[BEGIN Data section]

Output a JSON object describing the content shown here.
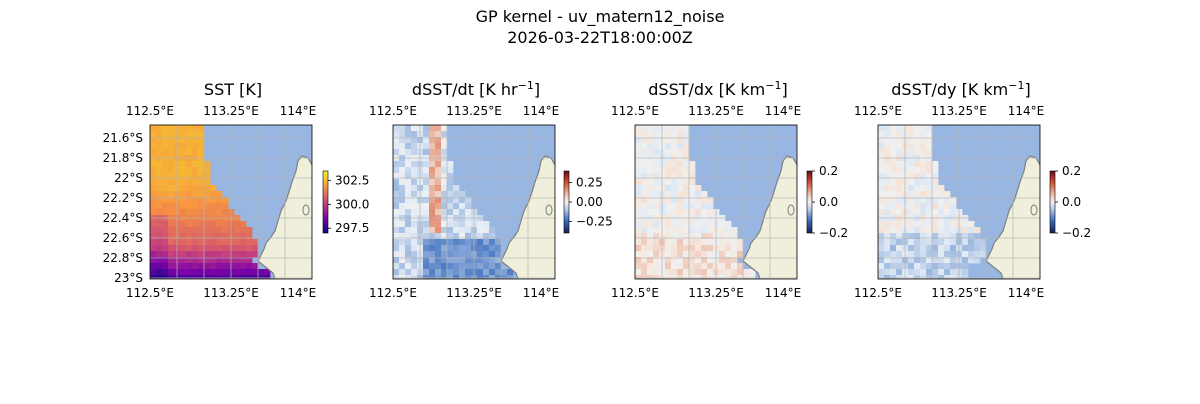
{
  "figure": {
    "title_line1": "GP kernel - uv_matern12_noise",
    "title_line2": "2026-03-22T18:00:00Z"
  },
  "lon_ticks": [
    "112.5°E",
    "113.25°E",
    "114°E"
  ],
  "lat_ticks": [
    "21.6°S",
    "21.8°S",
    "22°S",
    "22.2°S",
    "22.4°S",
    "22.6°S",
    "22.8°S",
    "23°S"
  ],
  "colors": {
    "ocean": "#97b6e1",
    "land": "#efefdb",
    "coast": "#7f7f7f",
    "grid": "#b4b4b4"
  },
  "panels": [
    {
      "title_main": "SST [K]",
      "title_sup": "",
      "title_end": "",
      "show_lat_labels": true,
      "field": "sst",
      "colorbar": {
        "colormap": "plasma",
        "min": 297.0,
        "max": 303.5,
        "ticks": [
          "302.5",
          "300.0",
          "297.5"
        ],
        "tick_values": [
          302.5,
          300.0,
          297.5
        ]
      }
    },
    {
      "title_main": "dSST/dt [K hr",
      "title_sup": "−1",
      "title_end": "]",
      "show_lat_labels": false,
      "field": "dt",
      "colorbar": {
        "colormap": "diverging",
        "min": -0.4,
        "max": 0.4,
        "ticks": [
          "0.25",
          "0.00",
          "−0.25"
        ],
        "tick_values": [
          0.25,
          0.0,
          -0.25
        ]
      }
    },
    {
      "title_main": "dSST/dx [K km",
      "title_sup": "−1",
      "title_end": "]",
      "show_lat_labels": false,
      "field": "dx",
      "colorbar": {
        "colormap": "diverging",
        "min": -0.2,
        "max": 0.2,
        "ticks": [
          "0.2",
          "0.0",
          "−0.2"
        ],
        "tick_values": [
          0.2,
          0.0,
          -0.2
        ]
      }
    },
    {
      "title_main": "dSST/dy [K km",
      "title_sup": "−1",
      "title_end": "]",
      "show_lat_labels": false,
      "field": "dy",
      "colorbar": {
        "colormap": "diverging",
        "min": -0.2,
        "max": 0.2,
        "ticks": [
          "0.2",
          "0.0",
          "−0.2"
        ],
        "tick_values": [
          0.2,
          0.0,
          -0.2
        ]
      }
    }
  ]
}
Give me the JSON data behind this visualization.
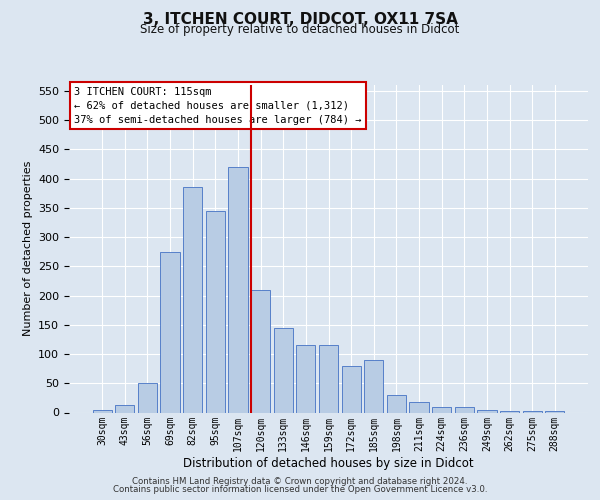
{
  "title": "3, ITCHEN COURT, DIDCOT, OX11 7SA",
  "subtitle": "Size of property relative to detached houses in Didcot",
  "xlabel": "Distribution of detached houses by size in Didcot",
  "ylabel": "Number of detached properties",
  "footer1": "Contains HM Land Registry data © Crown copyright and database right 2024.",
  "footer2": "Contains public sector information licensed under the Open Government Licence v3.0.",
  "bar_labels": [
    "30sqm",
    "43sqm",
    "56sqm",
    "69sqm",
    "82sqm",
    "95sqm",
    "107sqm",
    "120sqm",
    "133sqm",
    "146sqm",
    "159sqm",
    "172sqm",
    "185sqm",
    "198sqm",
    "211sqm",
    "224sqm",
    "236sqm",
    "249sqm",
    "262sqm",
    "275sqm",
    "288sqm"
  ],
  "bar_values": [
    5,
    12,
    50,
    275,
    385,
    345,
    420,
    210,
    145,
    115,
    115,
    80,
    90,
    30,
    18,
    10,
    10,
    5,
    3,
    3,
    2
  ],
  "bar_color": "#b8cce4",
  "bar_edge_color": "#4472c4",
  "fig_bg_color": "#dce6f1",
  "plot_bg_color": "#dce6f1",
  "grid_color": "#ffffff",
  "vline_x_idx": 7,
  "vline_color": "#cc0000",
  "annotation_line1": "3 ITCHEN COURT: 115sqm",
  "annotation_line2": "← 62% of detached houses are smaller (1,312)",
  "annotation_line3": "37% of semi-detached houses are larger (784) →",
  "annotation_box_color": "#cc0000",
  "annotation_box_fill": "#ffffff",
  "ylim": [
    0,
    560
  ],
  "yticks": [
    0,
    50,
    100,
    150,
    200,
    250,
    300,
    350,
    400,
    450,
    500,
    550
  ]
}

[END Data section]

Task brief: Copy the lines from the entries above in which the word "ffffff" appears.

Exercise answer:
  "grid_color": "#ffffff",
  "annotation_box_fill": "#ffffff",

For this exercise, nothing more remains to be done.